Collected data
-- BEGIN --

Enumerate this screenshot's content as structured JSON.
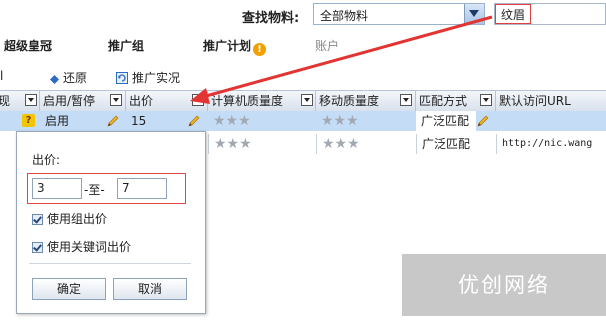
{
  "search": {
    "label": "查找物料:",
    "material_selected": "全部物料",
    "keyword_value": "纹眉"
  },
  "nav": {
    "tabs": [
      {
        "label": "超级皇冠"
      },
      {
        "label": "推广组"
      },
      {
        "label": "推广计划"
      },
      {
        "label": "账户"
      }
    ],
    "info_icon": "!"
  },
  "toolbar": {
    "edge_label": "l",
    "restore_label": "还原",
    "promo_status_label": "推广实况"
  },
  "grid": {
    "columns": [
      {
        "label": "表现"
      },
      {
        "label": "启用/暂停"
      },
      {
        "label": "出价"
      },
      {
        "label": "计算机质量度"
      },
      {
        "label": "移动质量度"
      },
      {
        "label": "匹配方式"
      },
      {
        "label": "默认访问URL"
      }
    ],
    "rows": [
      {
        "perf": "?",
        "status": "启用",
        "bid": "15",
        "pc_stars": "★★★",
        "mobile_stars": "★★★",
        "match": "广泛匹配",
        "url": ""
      },
      {
        "perf": "",
        "status": "",
        "bid": "",
        "pc_stars": "★★★",
        "mobile_stars": "★★★",
        "match": "广泛匹配",
        "url": "http://nic.wang"
      }
    ]
  },
  "popup": {
    "title": "出价:",
    "min_value": "3",
    "separator": "-至-",
    "max_value": "7",
    "use_group_bid_label": "使用组出价",
    "use_keyword_bid_label": "使用关键词出价",
    "confirm_label": "确定",
    "cancel_label": "取消"
  },
  "watermark": {
    "text": "优创网络"
  },
  "colors": {
    "selected_row": "#c5dcf7",
    "highlight_red": "#e04040",
    "watermark_bg": "#c8c8c8"
  }
}
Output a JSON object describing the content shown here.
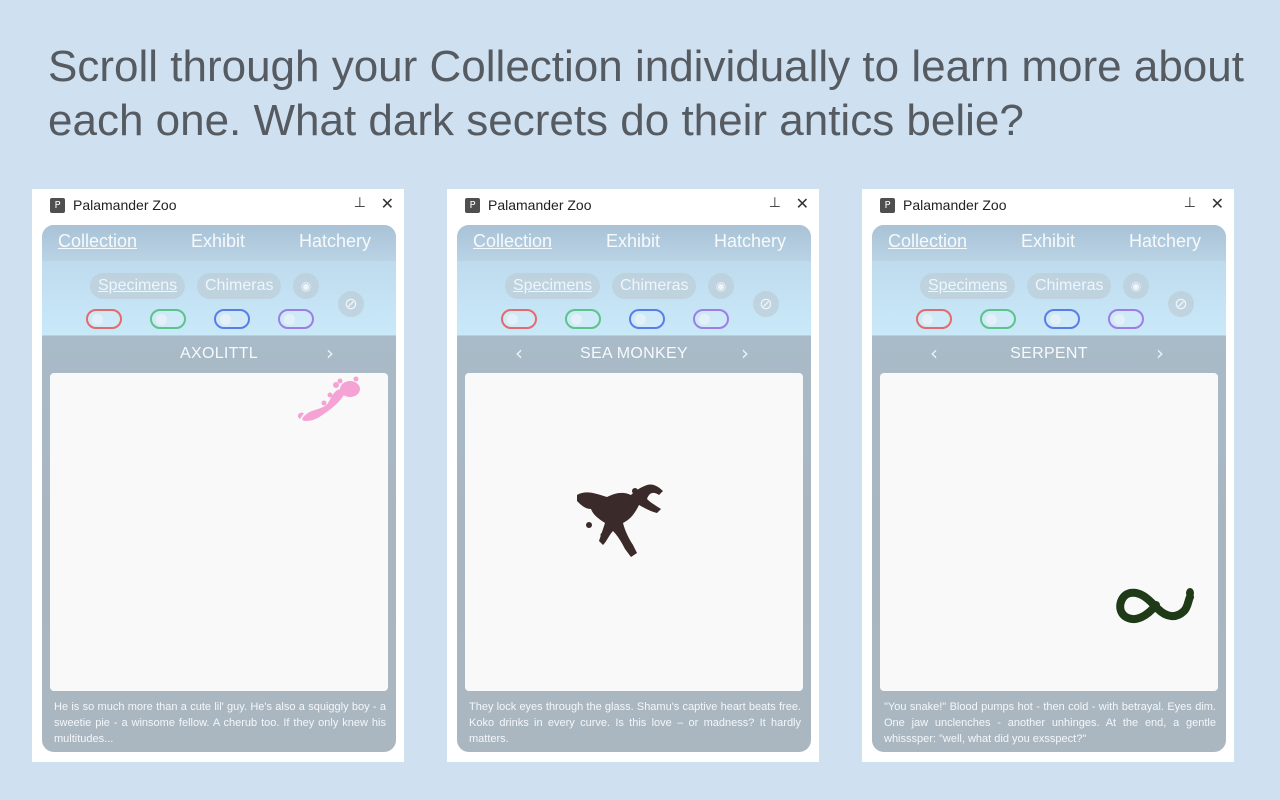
{
  "headline": "Scroll through your Collection individually to learn more about each one. What dark secrets do their antics belie?",
  "colors": {
    "background": "#cfe0f1",
    "toggle_red": "#e26b6b",
    "toggle_green": "#5bc48a",
    "toggle_blue": "#5b7ee6",
    "toggle_purple": "#9d7ee6",
    "axolotl": "#f5a3d4",
    "sea_monkey": "#3a2a29",
    "serpent": "#1f3a17"
  },
  "windows": [
    {
      "app_icon": "P",
      "title": "Palamander Zoo",
      "pin_icon": "pin-icon",
      "close_icon": "close-icon",
      "tabs": [
        "Collection",
        "Exhibit",
        "Hatchery"
      ],
      "filters": [
        "Specimens",
        "Chimeras"
      ],
      "species": "AXOLITTL",
      "has_prev": false,
      "has_next": true,
      "description": "He is so much more than a cute lil' guy. He's also a squiggly boy - a sweetie pie - a winsome fellow. A cherub too. If they only knew his multitudes..."
    },
    {
      "app_icon": "P",
      "title": "Palamander Zoo",
      "pin_icon": "pin-icon",
      "close_icon": "close-icon",
      "tabs": [
        "Collection",
        "Exhibit",
        "Hatchery"
      ],
      "filters": [
        "Specimens",
        "Chimeras"
      ],
      "species": "SEA MONKEY",
      "has_prev": true,
      "has_next": true,
      "description": "They lock eyes through the glass. Shamu's captive heart beats free. Koko drinks in every curve. Is this love – or madness? It hardly matters."
    },
    {
      "app_icon": "P",
      "title": "Palamander Zoo",
      "pin_icon": "pin-icon",
      "close_icon": "close-icon",
      "tabs": [
        "Collection",
        "Exhibit",
        "Hatchery"
      ],
      "filters": [
        "Specimens",
        "Chimeras"
      ],
      "species": "SERPENT",
      "has_prev": true,
      "has_next": true,
      "description": "\"You snake!\" Blood pumps hot - then cold - with betrayal. Eyes dim. One jaw unclenches - another unhinges. At the end, a gentle whisssper: \"well, what did you exsspect?\""
    }
  ]
}
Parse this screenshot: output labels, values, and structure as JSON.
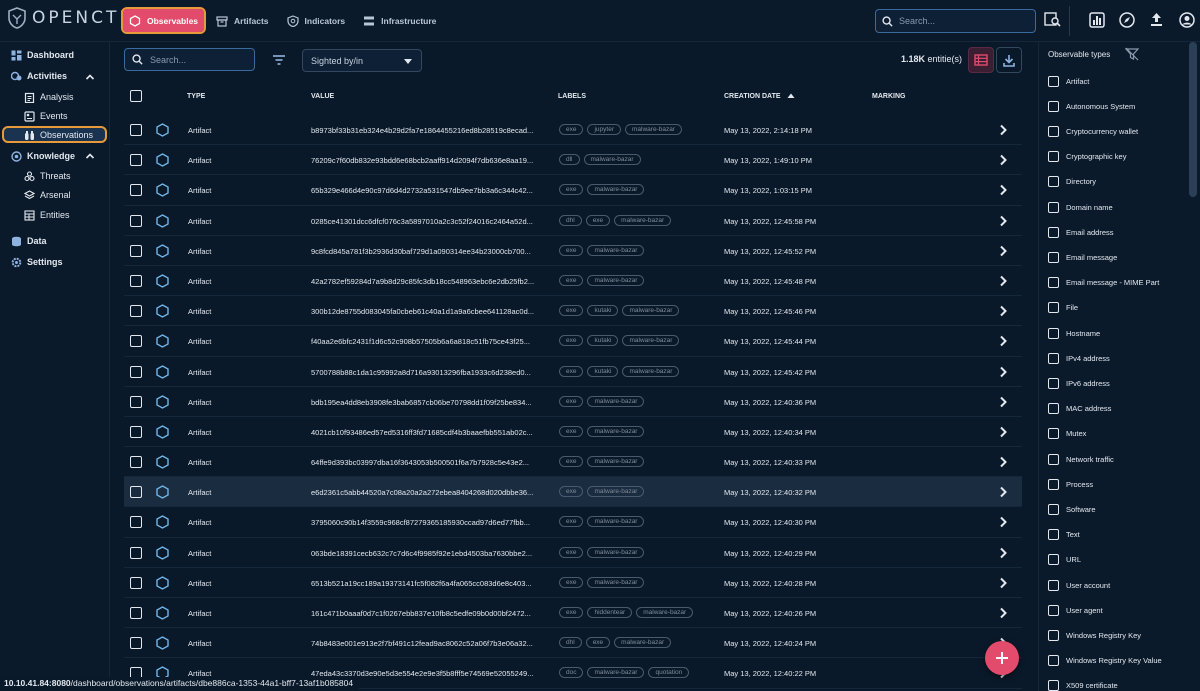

-- END --

■ Directive
Go through the data above and transcribe it in full, omitting any image.

■ Written answer
Enumerate this screenshot's content as structured JSON.
{
  "search": {
    "label": "查找物料:",
    "material_selected": "全部物料",
    "keyword_value": "纹眉"
  },
  "nav": {
    "tabs": [
      {
        "label": "超级皇冠"
      },
      {
        "label": "推广组"
      },
      {
        "label": "推广计划"
      },
      {
        "label": "账户"
      }
    ],
    "info_icon": "!"
  },
  "toolbar": {
    "edge_label": "l",
    "restore_label": "还原",
    "promo_status_label": "推广实况"
  },
  "grid": {
    "columns": [
      {
        "label": "表现"
      },
      {
        "label": "启用/暂停"
      },
      {
        "label": "出价"
      },
      {
        "label": "计算机质量度"
      },
      {
        "label": "移动质量度"
      },
      {
        "label": "匹配方式"
      },
      {
        "label": "默认访问URL"
      }
    ],
    "rows": [
      {
        "perf": "?",
        "status": "启用",
        "bid": "15",
        "pc_stars": "★★★",
        "mobile_stars": "★★★",
        "match": "广泛匹配",
        "url": ""
      },
      {
        "perf": "",
        "status": "",
        "bid": "",
        "pc_stars": "★★★",
        "mobile_stars": "★★★",
        "match": "广泛匹配",
        "url": "http://nic.wang"
      }
    ]
  },
  "popup": {
    "title": "出价:",
    "min_value": "3",
    "separator": "-至-",
    "max_value": "7",
    "use_group_bid_label": "使用组出价",
    "use_keyword_bid_label": "使用关键词出价",
    "confirm_label": "确定",
    "cancel_label": "取消"
  },
  "watermark": {
    "text": "优创网络"
  },
  "colors": {
    "selected_row": "#c5dcf7",
    "highlight_red": "#e04040",
    "watermark_bg": "#c8c8c8"
  }
}
Output a JSON object describing the content shown here.
{
  "headline": "Scroll through your Collection individually to learn more about each one. What dark secrets do their antics belie?",
  "colors": {
    "background": "#cfe0f1",
    "toggle_red": "#e26b6b",
    "toggle_green": "#5bc48a",
    "toggle_blue": "#5b7ee6",
    "toggle_purple": "#9d7ee6",
    "axolotl": "#f5a3d4",
    "sea_monkey": "#3a2a29",
    "serpent": "#1f3a17"
  },
  "windows": [
    {
      "app_icon": "P",
      "title": "Palamander Zoo",
      "pin_icon": "pin-icon",
      "close_icon": "close-icon",
      "tabs": [
        "Collection",
        "Exhibit",
        "Hatchery"
      ],
      "filters": [
        "Specimens",
        "Chimeras"
      ],
      "species": "AXOLITTL",
      "has_prev": false,
      "has_next": true,
      "description": "He is so much more than a cute lil' guy. He's also a squiggly boy - a sweetie pie - a winsome fellow. A cherub too. If they only knew his multitudes..."
    },
    {
      "app_icon": "P",
      "title": "Palamander Zoo",
      "pin_icon": "pin-icon",
      "close_icon": "close-icon",
      "tabs": [
        "Collection",
        "Exhibit",
        "Hatchery"
      ],
      "filters": [
        "Specimens",
        "Chimeras"
      ],
      "species": "SEA MONKEY",
      "has_prev": true,
      "has_next": true,
      "description": "They lock eyes through the glass. Shamu's captive heart beats free. Koko drinks in every curve. Is this love – or madness? It hardly matters."
    },
    {
      "app_icon": "P",
      "title": "Palamander Zoo",
      "pin_icon": "pin-icon",
      "close_icon": "close-icon",
      "tabs": [
        "Collection",
        "Exhibit",
        "Hatchery"
      ],
      "filters": [
        "Specimens",
        "Chimeras"
      ],
      "species": "SERPENT",
      "has_prev": true,
      "has_next": true,
      "description": "\"You snake!\" Blood pumps hot - then cold - with betrayal. Eyes dim. One jaw unclenches - another unhinges. At the end, a gentle whisssper: \"well, what did you exsspect?\""
    }
  ]
}
Parse this screenshot: output labels, values, and structure as JSON.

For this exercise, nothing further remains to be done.